[Goal]: Pictures stay out of the copy; restate everything else in the material exactly.

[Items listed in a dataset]
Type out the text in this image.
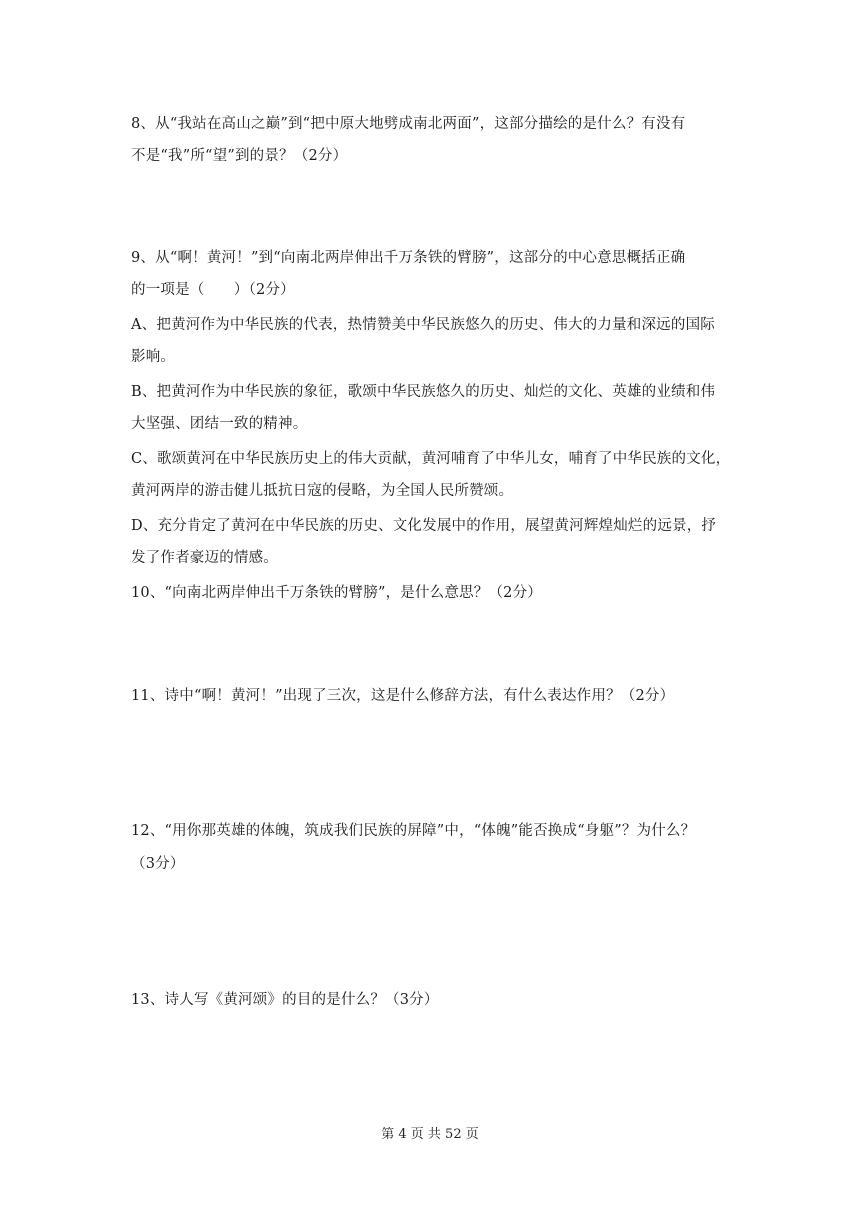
8、从“我站在高山之巅”到“把中原大地劈成南北两面”，这部分描绘的是什么？有没有
不是“我”所“望”到的景？（2分）
9、从“啊！黄河！”到“向南北两岸伸出千万条铁的臂膀”，这部分的中心意思概括正确
的一项是（　　）（2分）
A、把黄河作为中华民族的代表，热情赞美中华民族悠久的历史、伟大的力量和深远的国际
影响。
B、把黄河作为中华民族的象征，歌颂中华民族悠久的历史、灿烂的文化、英雄的业绩和伟
大坚强、团结一致的精神。
C、歌颂黄河在中华民族历史上的伟大贡献，黄河哺育了中华儿女，哺育了中华民族的文化，
黄河两岸的游击健儿抵抗日寇的侵略，为全国人民所赞颂。
D、充分肯定了黄河在中华民族的历史、文化发展中的作用，展望黄河辉煌灿烂的远景，抒
发了作者豪迈的情感。
10、“向南北两岸伸出千万条铁的臂膀”，是什么意思？（2分）
11、诗中“啊！黄河！”出现了三次，这是什么修辞方法，有什么表达作用？（2分）
12、“用你那英雄的体魄，筑成我们民族的屏障”中，“体魄”能否换成“身躯”？为什么？
（3分）
13、诗人写《黄河颂》的目的是什么？（3分）
第 4 页 共 52 页
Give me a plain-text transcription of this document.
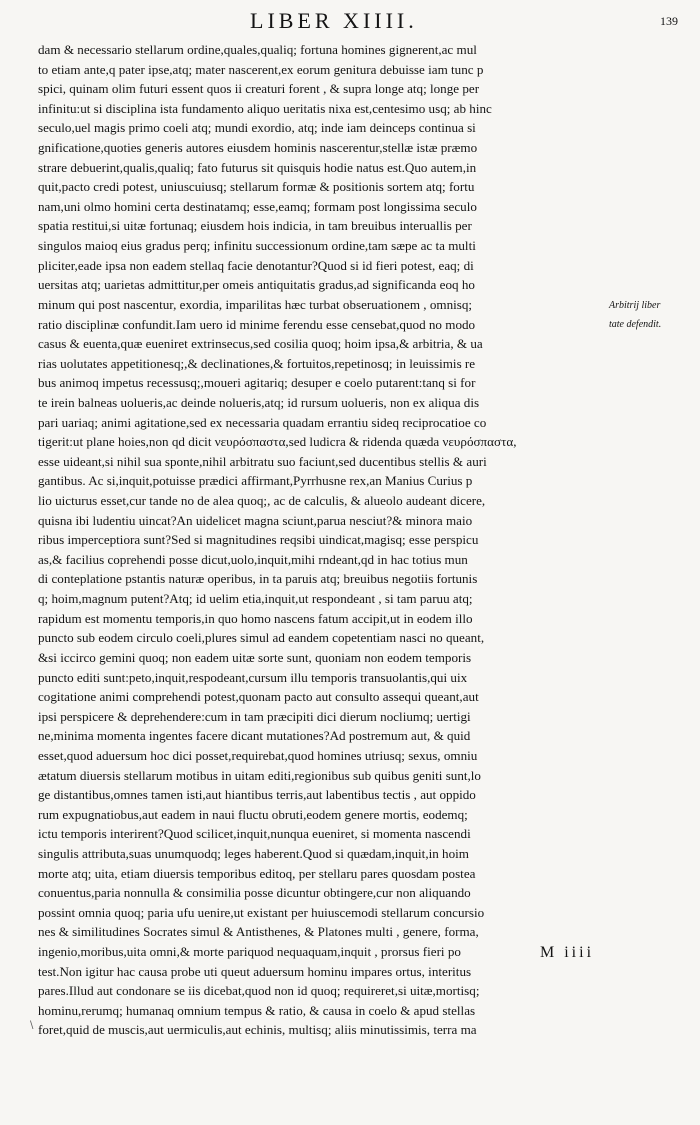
LIBER XIIII.	139
dam & necessario stellarum ordine,quales,qualiq; fortuna homines gignerent,ac mul
to etiam ante,q pater ipse,atq; mater nascerent,ex eorum genitura debuisse iam tunc p
spici, quinam olim futuri essent quos ii creaturi forent , & supra longe atq; longe per
infinitu:ut si disciplina ista fundamento aliquo ueritatis nixa est,centesimo usq; ab hinc
seculo,uel magis primo coeli atq; mundi exordio, atq; inde iam deinceps continua si
gnificatione,quoties generis autores eiusdem hominis nascerentur,stellæ istæ præmo
strare debuerint,qualis,qualiq; fato futurus sit quisquis hodie natus est.Quo autem,in
quit,pacto credi potest, uniuscuiusq; stellarum formæ & positionis sortem atq; fortu
nam,uni olmo homini certa destinatamq; esse,eamq; formam post longissima seculo
spatia restitui,si uitæ fortunaq; eiusdem hois indicia, in tam breuibus interuallis per
singulos maioq eius gradus perq; infinitu successionum ordine,tam sæpe ac ta multi
pliciter,eade ipsa non eadem stellaq facie denotantur?Quod si id fieri potest, eaq; di
uersitas atq; uarietas admittitur,per omeis antiquitatis gradus,ad significanda eoq ho
minum qui post nascentur, exordia, imparilitas hæc turbat obseruationem , omnisq;
ratio disciplinæ confundit.Iam uero id minime ferendu esse censebat,quod no modo
casus & euenta,quæ eueniret extrinsecus,sed cosilia quoq; hoim ipsa,& arbitria, & ua
rias uolutates appetitionesq;,& declinationes,& fortuitos,repetinosq; in leuissimis re
bus animoq impetus recessusq;,moueri agitariq; desuper e coelo putarent:tanq si for
te irein balneas uolueris,ac deinde nolueris,atq; id rursum uolueris, non ex aliqua dis
pari uariaq; animi agitatione,sed ex necessaria quadam errantiu sideq reciprocatioe co
tigerit:ut plane hoies,non qd dicit νευρόσπαστα,sed ludicra & ridenda quæda νευρόσπαστα,
esse uideant,si nihil sua sponte,nihil arbitratu suo faciunt,sed ducentibus stellis & auri
gantibus. Ac si,inquit,potuisse prædici affirmant,Pyrrhusne rex,an Manius Curius p
lio uicturus esset,cur tande no de alea quoq;, ac de calculis, & alueolo audeant dicere,
quisna ibi ludentiu uincat?An uidelicet magna sciunt,parua nesciut?& minora maio
ribus imperceptiora sunt?Sed si magnitudines reqsibi uindicat,magisq; esse perspicu
as,& facilius coprehendi posse dicut,uolo,inquit,mihi rndeant,qd in hac totius mun
di conteplatione pstantis naturæ operibus, in ta paruis atq; breuibus negotiis fortunis
q; hoim,magnum putent?Atq; id uelim etia,inquit,ut respondeant , si tam paruu atq;
rapidum est momentu temporis,in quo homo nascens fatum accipit,ut in eodem illo
puncto sub eodem circulo coeli,plures simul ad eandem copetentiam nasci no queant,
&si iccirco gemini quoq; non eadem uitæ sorte sunt, quoniam non eodem temporis
puncto editi sunt:peto,inquit,respodeant,cursum illu temporis transuolantis,qui uix
cogitatione animi comprehendi potest,quonam pacto aut consulto assequi queant,aut
ipsi perspicere & deprehendere:cum in tam præcipiti dici dierum nocliumq; uertigi
ne,minima momenta ingentes facere dicant mutationes?Ad postremum aut, & quid
esset,quod aduersum hoc dici posset,requirebat,quod homines utriusq; sexus, omniu
ætatum diuersis stellarum motibus in uitam editi,regionibus sub quibus geniti sunt,lo
ge distantibus,omnes tamen isti,aut hiantibus terris,aut labentibus tectis , aut oppido
rum expugnatiobus,aut eadem in naui fluctu obruti,eodem genere mortis, eodemq;
ictu temporis interirent?Quod scilicet,inquit,nunqua eueniret, si momenta nascendi
singulis attributa,suas unumquodq; leges haberent.Quod si quædam,inquit,in hoim
morte atq; uita, etiam diuersis temporibus editoq, per stellaru pares quosdam postea
conuentus,paria nonnulla & consimilia posse dicuntur obtingere,cur non aliquando
possint omnia quoq; paria ufu uenire,ut existant per huiuscemodi stellarum concursio
nes & similitudines Socrates simul & Antisthenes, & Platones multi , genere, forma,
ingenio,moribus,uita omni,& morte pariquod nequaquam,inquit , prorsus fieri po
test.Non igitur hac causa probe uti queut aduersum hominu impares ortus, interitus
pares.Illud aut condonare se iis dicebat,quod non id quoq; requireret,si uitæ,mortisq;
hominu,rerumq; humanaq omnium tempus & ratio, & causa in coelo & apud stellas
foret,quid de muscis,aut uermiculis,aut echinis, multisq; aliis minutissimis, terra ma
Arbitrij liber
tate defendit.
M iiii
\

[The solution]:
Type out the text in this image.
8、从“我站在高山之巅”到“把中原大地劈成南北两面”，这部分描绘的是什么？有没有
不是“我”所“望”到的景？（2分）
9、从“啊！黄河！”到“向南北两岸伸出千万条铁的臂膀”，这部分的中心意思概括正确
的一项是（　　）（2分）
A、把黄河作为中华民族的代表，热情赞美中华民族悠久的历史、伟大的力量和深远的国际
影响。
B、把黄河作为中华民族的象征，歌颂中华民族悠久的历史、灿烂的文化、英雄的业绩和伟
大坚强、团结一致的精神。
C、歌颂黄河在中华民族历史上的伟大贡献，黄河哺育了中华儿女，哺育了中华民族的文化，
黄河两岸的游击健儿抵抗日寇的侵略，为全国人民所赞颂。
D、充分肯定了黄河在中华民族的历史、文化发展中的作用，展望黄河辉煌灿烂的远景，抒
发了作者豪迈的情感。
10、“向南北两岸伸出千万条铁的臂膀”，是什么意思？（2分）
11、诗中“啊！黄河！”出现了三次，这是什么修辞方法，有什么表达作用？（2分）
12、“用你那英雄的体魄，筑成我们民族的屏障”中，“体魄”能否换成“身躯”？为什么？
（3分）
13、诗人写《黄河颂》的目的是什么？（3分）
第 4 页 共 52 页
Give me a plain-text transcription of this document.
LIBER XIIII.	139
dam & necessario stellarum ordine,quales,qualiq; fortuna homines gignerent,ac mul
to etiam ante,q pater ipse,atq; mater nascerent,ex eorum genitura debuisse iam tunc p
spici, quinam olim futuri essent quos ii creaturi forent , & supra longe atq; longe per
infinitu:ut si disciplina ista fundamento aliquo ueritatis nixa est,centesimo usq; ab hinc
seculo,uel magis primo coeli atq; mundi exordio, atq; inde iam deinceps continua si
gnificatione,quoties generis autores eiusdem hominis nascerentur,stellæ istæ præmo
strare debuerint,qualis,qualiq; fato futurus sit quisquis hodie natus est.Quo autem,in
quit,pacto credi potest, uniuscuiusq; stellarum formæ & positionis sortem atq; fortu
nam,uni olmo homini certa destinatamq; esse,eamq; formam post longissima seculo
spatia restitui,si uitæ fortunaq; eiusdem hois indicia, in tam breuibus interuallis per
singulos maioq eius gradus perq; infinitu successionum ordine,tam sæpe ac ta multi
pliciter,eade ipsa non eadem stellaq facie denotantur?Quod si id fieri potest, eaq; di
uersitas atq; uarietas admittitur,per omeis antiquitatis gradus,ad significanda eoq ho
minum qui post nascentur, exordia, imparilitas hæc turbat obseruationem , omnisq;
ratio disciplinæ confundit.Iam uero id minime ferendu esse censebat,quod no modo
casus & euenta,quæ eueniret extrinsecus,sed cosilia quoq; hoim ipsa,& arbitria, & ua
rias uolutates appetitionesq;,& declinationes,& fortuitos,repetinosq; in leuissimis re
bus animoq impetus recessusq;,moueri agitariq; desuper e coelo putarent:tanq si for
te irein balneas uolueris,ac deinde nolueris,atq; id rursum uolueris, non ex aliqua dis
pari uariaq; animi agitatione,sed ex necessaria quadam errantiu sideq reciprocatioe co
tigerit:ut plane hoies,non qd dicit νευρόσπαστα,sed ludicra & ridenda quæda νευρόσπαστα,
esse uideant,si nihil sua sponte,nihil arbitratu suo faciunt,sed ducentibus stellis & auri
gantibus. Ac si,inquit,potuisse prædici affirmant,Pyrrhusne rex,an Manius Curius p
lio uicturus esset,cur tande no de alea quoq;, ac de calculis, & alueolo audeant dicere,
quisna ibi ludentiu uincat?An uidelicet magna sciunt,parua nesciut?& minora maio
ribus imperceptiora sunt?Sed si magnitudines reqsibi uindicat,magisq; esse perspicu
as,& facilius coprehendi posse dicut,uolo,inquit,mihi rndeant,qd in hac totius mun
di conteplatione pstantis naturæ operibus, in ta paruis atq; breuibus negotiis fortunis
q; hoim,magnum putent?Atq; id uelim etia,inquit,ut respondeant , si tam paruu atq;
rapidum est momentu temporis,in quo homo nascens fatum accipit,ut in eodem illo
puncto sub eodem circulo coeli,plures simul ad eandem copetentiam nasci no queant,
&si iccirco gemini quoq; non eadem uitæ sorte sunt, quoniam non eodem temporis
puncto editi sunt:peto,inquit,respodeant,cursum illu temporis transuolantis,qui uix
cogitatione animi comprehendi potest,quonam pacto aut consulto assequi queant,aut
ipsi perspicere & deprehendere:cum in tam præcipiti dici dierum nocliumq; uertigi
ne,minima momenta ingentes facere dicant mutationes?Ad postremum aut, & quid
esset,quod aduersum hoc dici posset,requirebat,quod homines utriusq; sexus, omniu
ætatum diuersis stellarum motibus in uitam editi,regionibus sub quibus geniti sunt,lo
ge distantibus,omnes tamen isti,aut hiantibus terris,aut labentibus tectis , aut oppido
rum expugnatiobus,aut eadem in naui fluctu obruti,eodem genere mortis, eodemq;
ictu temporis interirent?Quod scilicet,inquit,nunqua eueniret, si momenta nascendi
singulis attributa,suas unumquodq; leges haberent.Quod si quædam,inquit,in hoim
morte atq; uita, etiam diuersis temporibus editoq, per stellaru pares quosdam postea
conuentus,paria nonnulla & consimilia posse dicuntur obtingere,cur non aliquando
possint omnia quoq; paria ufu uenire,ut existant per huiuscemodi stellarum concursio
nes & similitudines Socrates simul & Antisthenes, & Platones multi , genere, forma,
ingenio,moribus,uita omni,& morte pariquod nequaquam,inquit , prorsus fieri po
test.Non igitur hac causa probe uti queut aduersum hominu impares ortus, interitus
pares.Illud aut condonare se iis dicebat,quod non id quoq; requireret,si uitæ,mortisq;
hominu,rerumq; humanaq omnium tempus & ratio, & causa in coelo & apud stellas
foret,quid de muscis,aut uermiculis,aut echinis, multisq; aliis minutissimis, terra ma
Arbitrij liber
tate defendit.
M iiii
\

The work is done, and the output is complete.